▶ Required work: Lines containing "marker" are to be counted. Report the count alone.

※ ※ ※

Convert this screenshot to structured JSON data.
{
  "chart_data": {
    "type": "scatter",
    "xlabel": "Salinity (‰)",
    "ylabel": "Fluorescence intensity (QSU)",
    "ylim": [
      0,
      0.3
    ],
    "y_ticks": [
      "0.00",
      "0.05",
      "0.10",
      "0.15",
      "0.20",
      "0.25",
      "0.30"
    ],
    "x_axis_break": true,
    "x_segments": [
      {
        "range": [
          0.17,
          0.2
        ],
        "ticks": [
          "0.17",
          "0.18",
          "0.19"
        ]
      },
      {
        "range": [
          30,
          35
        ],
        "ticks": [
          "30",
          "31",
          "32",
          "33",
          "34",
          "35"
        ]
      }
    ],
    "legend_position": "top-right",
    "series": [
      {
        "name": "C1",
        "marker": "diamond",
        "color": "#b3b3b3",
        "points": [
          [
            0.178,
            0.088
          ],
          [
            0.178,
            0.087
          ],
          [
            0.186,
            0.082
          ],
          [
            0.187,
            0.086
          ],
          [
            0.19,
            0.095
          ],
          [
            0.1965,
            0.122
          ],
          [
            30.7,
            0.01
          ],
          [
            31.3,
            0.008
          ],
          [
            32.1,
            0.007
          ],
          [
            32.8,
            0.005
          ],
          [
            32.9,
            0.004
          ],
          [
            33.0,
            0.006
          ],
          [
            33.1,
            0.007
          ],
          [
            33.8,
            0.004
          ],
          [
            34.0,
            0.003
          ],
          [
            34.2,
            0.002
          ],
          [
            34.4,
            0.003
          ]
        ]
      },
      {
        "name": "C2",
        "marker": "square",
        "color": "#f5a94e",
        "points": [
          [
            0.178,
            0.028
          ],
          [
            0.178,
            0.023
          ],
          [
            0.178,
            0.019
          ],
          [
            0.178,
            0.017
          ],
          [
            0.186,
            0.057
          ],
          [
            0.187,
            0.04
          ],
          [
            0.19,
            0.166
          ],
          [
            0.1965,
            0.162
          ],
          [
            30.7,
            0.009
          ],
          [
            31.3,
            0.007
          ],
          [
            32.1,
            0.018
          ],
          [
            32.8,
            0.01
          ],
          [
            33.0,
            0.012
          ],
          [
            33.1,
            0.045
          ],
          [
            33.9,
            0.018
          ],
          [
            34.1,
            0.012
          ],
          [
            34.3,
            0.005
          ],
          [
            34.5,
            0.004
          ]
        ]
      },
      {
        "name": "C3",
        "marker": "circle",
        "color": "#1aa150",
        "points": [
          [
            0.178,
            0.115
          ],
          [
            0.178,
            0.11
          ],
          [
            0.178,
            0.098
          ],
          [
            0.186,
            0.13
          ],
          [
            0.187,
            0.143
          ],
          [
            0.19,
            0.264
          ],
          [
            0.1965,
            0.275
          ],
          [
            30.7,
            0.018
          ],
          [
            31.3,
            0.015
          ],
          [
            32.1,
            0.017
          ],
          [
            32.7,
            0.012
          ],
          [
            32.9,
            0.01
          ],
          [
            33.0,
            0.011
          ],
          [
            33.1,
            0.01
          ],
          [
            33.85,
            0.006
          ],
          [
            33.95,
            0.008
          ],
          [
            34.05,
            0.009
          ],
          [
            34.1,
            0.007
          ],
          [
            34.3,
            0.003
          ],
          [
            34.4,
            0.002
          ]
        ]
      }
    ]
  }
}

※ ※ ※

▶ Problem solution: 3